DIRECTION
Examine each line of the data. Copy those that contain the string "dashed".

GIVEN RECORDS
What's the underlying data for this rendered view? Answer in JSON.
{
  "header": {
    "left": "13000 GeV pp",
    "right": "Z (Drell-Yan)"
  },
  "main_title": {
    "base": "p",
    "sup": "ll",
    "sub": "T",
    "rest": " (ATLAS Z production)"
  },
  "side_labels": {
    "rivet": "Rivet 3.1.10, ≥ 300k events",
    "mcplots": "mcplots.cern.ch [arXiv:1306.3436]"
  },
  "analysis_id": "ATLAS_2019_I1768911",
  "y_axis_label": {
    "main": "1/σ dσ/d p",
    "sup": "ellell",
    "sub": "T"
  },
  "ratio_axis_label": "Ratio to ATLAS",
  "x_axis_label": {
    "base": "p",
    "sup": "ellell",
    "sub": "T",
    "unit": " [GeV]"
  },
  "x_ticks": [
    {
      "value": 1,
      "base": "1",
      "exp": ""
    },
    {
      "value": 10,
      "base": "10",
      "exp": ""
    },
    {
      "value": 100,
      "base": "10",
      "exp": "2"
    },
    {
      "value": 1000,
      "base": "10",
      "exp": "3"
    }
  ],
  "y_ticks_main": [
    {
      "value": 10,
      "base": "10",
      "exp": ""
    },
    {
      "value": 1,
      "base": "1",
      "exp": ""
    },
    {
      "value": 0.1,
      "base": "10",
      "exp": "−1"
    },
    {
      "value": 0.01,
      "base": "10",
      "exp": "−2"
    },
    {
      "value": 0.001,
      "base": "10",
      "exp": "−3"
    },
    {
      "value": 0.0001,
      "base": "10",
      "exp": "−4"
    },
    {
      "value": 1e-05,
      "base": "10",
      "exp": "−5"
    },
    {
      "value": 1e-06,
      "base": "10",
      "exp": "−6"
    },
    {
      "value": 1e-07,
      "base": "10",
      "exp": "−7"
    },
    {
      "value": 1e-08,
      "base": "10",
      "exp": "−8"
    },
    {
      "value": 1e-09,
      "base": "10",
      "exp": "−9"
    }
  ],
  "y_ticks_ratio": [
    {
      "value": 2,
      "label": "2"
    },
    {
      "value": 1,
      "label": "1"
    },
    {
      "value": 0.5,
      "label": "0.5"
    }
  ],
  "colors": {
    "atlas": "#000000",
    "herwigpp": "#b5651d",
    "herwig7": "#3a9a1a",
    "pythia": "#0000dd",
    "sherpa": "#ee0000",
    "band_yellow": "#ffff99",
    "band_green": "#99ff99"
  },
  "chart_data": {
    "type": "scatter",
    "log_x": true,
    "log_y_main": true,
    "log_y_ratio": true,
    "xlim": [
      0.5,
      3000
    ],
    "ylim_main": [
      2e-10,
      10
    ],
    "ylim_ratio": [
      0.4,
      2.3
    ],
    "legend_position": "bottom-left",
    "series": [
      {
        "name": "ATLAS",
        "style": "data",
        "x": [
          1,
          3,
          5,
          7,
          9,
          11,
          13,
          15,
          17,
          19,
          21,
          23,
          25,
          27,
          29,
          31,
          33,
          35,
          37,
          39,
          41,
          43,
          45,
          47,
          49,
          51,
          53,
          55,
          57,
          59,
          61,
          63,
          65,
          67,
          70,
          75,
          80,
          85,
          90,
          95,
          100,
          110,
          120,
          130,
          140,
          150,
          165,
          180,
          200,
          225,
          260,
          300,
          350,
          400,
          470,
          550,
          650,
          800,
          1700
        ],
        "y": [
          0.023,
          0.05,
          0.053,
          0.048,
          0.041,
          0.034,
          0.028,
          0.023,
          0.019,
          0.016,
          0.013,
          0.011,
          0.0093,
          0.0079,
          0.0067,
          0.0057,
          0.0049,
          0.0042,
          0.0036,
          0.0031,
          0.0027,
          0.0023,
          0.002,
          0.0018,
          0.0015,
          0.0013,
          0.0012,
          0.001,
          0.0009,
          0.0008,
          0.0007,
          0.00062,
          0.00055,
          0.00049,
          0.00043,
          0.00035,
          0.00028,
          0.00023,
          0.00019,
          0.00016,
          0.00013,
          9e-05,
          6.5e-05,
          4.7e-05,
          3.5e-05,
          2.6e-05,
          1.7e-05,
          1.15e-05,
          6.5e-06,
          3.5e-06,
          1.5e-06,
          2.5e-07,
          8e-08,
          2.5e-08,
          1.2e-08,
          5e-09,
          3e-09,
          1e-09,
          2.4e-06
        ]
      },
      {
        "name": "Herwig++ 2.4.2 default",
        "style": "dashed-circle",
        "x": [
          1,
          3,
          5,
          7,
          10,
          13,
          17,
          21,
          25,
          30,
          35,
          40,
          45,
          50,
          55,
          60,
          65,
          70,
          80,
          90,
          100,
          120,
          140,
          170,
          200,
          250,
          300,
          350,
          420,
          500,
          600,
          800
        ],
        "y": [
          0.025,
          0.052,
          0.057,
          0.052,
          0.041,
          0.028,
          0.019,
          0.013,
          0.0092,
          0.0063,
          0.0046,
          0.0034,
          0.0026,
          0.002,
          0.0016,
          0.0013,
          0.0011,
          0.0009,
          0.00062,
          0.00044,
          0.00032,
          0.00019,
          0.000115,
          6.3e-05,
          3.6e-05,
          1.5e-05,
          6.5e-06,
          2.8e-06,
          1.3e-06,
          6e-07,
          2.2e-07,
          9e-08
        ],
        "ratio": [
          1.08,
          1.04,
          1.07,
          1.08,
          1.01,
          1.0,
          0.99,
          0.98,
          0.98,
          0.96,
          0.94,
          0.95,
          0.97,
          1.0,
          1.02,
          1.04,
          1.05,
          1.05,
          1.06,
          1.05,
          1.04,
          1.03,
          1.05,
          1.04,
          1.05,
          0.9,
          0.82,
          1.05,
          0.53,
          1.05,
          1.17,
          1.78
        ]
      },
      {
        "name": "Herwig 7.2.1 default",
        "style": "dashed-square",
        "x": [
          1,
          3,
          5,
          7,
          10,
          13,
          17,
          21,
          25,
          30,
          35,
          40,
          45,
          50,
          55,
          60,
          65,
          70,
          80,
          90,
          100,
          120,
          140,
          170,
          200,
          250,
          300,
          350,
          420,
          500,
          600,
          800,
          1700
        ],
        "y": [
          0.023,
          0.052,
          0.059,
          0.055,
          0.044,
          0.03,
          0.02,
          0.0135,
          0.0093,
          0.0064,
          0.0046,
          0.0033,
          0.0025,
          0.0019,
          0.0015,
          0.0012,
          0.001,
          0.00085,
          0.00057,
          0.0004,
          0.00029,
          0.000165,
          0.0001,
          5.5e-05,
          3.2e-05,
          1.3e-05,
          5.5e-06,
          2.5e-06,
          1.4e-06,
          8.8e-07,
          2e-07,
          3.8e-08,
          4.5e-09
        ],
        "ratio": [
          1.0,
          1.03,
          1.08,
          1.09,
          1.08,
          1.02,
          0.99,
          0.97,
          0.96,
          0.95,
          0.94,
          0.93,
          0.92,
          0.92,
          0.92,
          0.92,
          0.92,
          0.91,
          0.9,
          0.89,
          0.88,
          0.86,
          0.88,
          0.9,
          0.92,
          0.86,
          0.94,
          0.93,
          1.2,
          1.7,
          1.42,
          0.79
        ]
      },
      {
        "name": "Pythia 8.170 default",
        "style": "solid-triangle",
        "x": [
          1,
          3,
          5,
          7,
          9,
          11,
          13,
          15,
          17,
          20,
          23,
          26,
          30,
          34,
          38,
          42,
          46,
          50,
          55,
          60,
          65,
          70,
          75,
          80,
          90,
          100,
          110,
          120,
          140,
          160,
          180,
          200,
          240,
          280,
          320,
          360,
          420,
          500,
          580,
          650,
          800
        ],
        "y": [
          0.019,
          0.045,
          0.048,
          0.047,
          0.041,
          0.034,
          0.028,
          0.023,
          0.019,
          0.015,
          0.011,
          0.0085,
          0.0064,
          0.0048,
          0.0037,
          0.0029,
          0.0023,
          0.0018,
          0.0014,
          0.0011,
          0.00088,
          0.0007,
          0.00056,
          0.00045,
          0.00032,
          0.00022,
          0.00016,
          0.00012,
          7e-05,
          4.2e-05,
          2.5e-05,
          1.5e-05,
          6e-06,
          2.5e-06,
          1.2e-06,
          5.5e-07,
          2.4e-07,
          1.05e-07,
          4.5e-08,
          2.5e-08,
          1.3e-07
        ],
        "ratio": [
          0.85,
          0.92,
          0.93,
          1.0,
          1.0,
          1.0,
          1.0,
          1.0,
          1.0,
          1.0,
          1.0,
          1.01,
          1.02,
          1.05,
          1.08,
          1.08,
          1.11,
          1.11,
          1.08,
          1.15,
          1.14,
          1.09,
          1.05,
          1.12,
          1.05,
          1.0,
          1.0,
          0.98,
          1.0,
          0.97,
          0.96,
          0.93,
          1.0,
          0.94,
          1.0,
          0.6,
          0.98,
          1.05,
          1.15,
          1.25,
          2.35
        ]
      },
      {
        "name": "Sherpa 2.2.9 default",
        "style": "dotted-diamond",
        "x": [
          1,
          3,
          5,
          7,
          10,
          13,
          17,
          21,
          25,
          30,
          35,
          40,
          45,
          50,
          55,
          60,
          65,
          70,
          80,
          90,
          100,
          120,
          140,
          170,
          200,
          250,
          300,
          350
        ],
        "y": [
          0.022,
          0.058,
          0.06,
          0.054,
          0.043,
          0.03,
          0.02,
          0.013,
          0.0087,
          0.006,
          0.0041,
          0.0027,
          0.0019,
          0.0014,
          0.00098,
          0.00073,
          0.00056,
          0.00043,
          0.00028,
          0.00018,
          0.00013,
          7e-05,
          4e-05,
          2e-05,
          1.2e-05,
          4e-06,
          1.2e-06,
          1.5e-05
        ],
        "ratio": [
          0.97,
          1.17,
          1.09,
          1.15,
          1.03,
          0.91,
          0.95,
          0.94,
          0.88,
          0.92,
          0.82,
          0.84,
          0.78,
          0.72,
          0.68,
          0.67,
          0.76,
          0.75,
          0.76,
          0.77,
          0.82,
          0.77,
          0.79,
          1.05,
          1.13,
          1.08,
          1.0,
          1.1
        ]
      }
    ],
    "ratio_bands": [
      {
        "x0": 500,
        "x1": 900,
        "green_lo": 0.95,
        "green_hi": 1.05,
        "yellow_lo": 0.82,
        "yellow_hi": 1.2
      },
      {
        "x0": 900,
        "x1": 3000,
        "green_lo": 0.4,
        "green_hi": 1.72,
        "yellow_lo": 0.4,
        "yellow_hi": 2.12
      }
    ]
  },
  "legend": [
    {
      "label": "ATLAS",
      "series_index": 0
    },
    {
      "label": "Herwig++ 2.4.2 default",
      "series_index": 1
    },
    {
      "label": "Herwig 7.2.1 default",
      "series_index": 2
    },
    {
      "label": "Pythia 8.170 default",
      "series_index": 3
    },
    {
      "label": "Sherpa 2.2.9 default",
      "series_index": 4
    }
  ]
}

FINISHED TASK
        "style": "dashed-circle",
        "style": "dashed-square",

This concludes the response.